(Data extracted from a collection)
################

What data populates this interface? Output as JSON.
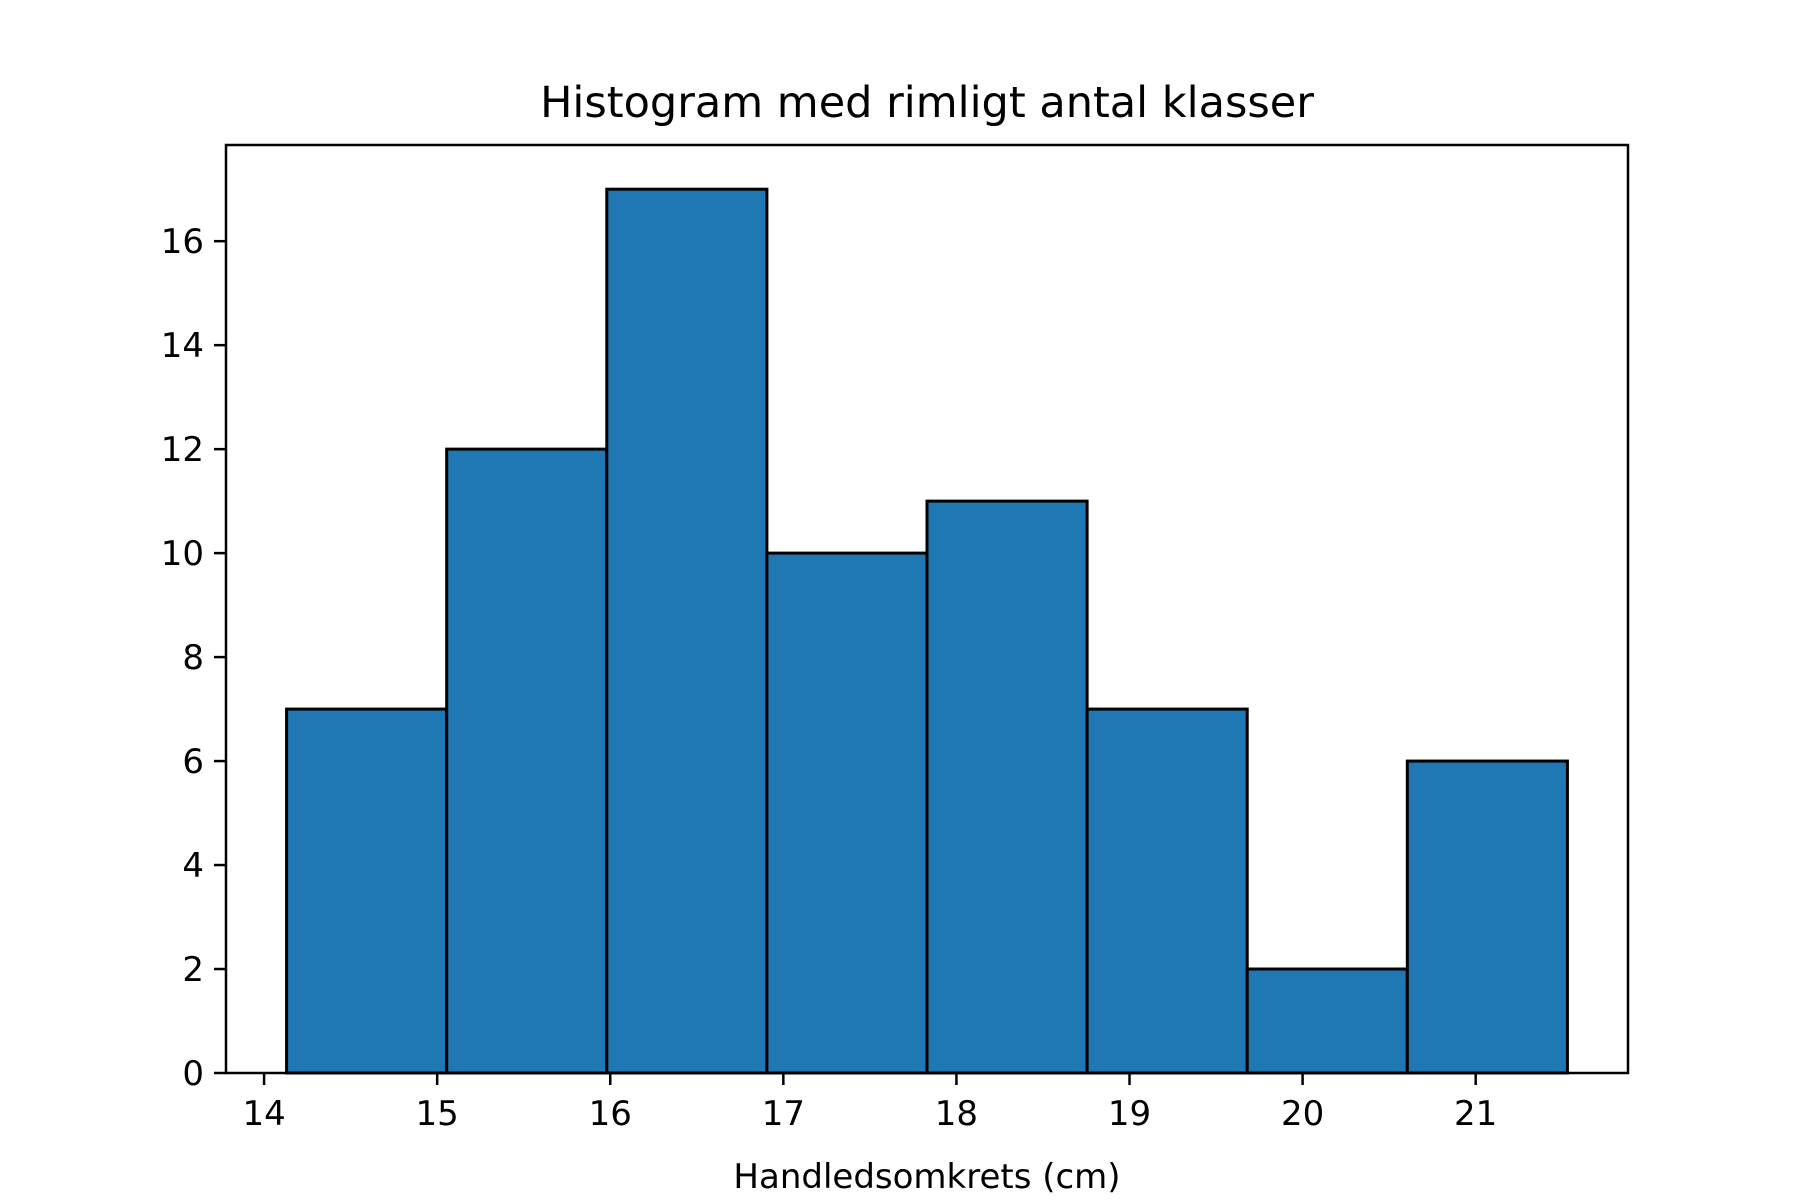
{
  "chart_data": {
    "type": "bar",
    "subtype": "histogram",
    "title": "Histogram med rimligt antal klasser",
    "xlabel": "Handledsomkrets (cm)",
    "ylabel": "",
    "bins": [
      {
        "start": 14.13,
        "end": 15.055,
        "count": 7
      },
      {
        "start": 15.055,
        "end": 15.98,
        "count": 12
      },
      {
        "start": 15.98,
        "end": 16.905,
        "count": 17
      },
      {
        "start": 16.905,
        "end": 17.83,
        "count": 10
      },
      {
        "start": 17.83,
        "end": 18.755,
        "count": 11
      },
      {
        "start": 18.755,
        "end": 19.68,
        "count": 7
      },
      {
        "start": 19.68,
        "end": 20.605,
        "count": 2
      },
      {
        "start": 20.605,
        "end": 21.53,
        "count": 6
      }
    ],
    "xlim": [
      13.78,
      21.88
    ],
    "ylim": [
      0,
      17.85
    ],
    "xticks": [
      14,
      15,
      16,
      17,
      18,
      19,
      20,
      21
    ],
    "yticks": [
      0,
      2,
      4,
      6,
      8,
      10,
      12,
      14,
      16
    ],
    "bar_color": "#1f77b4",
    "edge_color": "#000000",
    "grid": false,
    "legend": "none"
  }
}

################

#### Task goal:
Whichever lines contain the string "count", select and copy them.

#### Task output:
        "count": 7
        "count": 12
        "count": 17
        "count": 10
        "count": 11
        "count": 7
        "count": 2
        "count": 6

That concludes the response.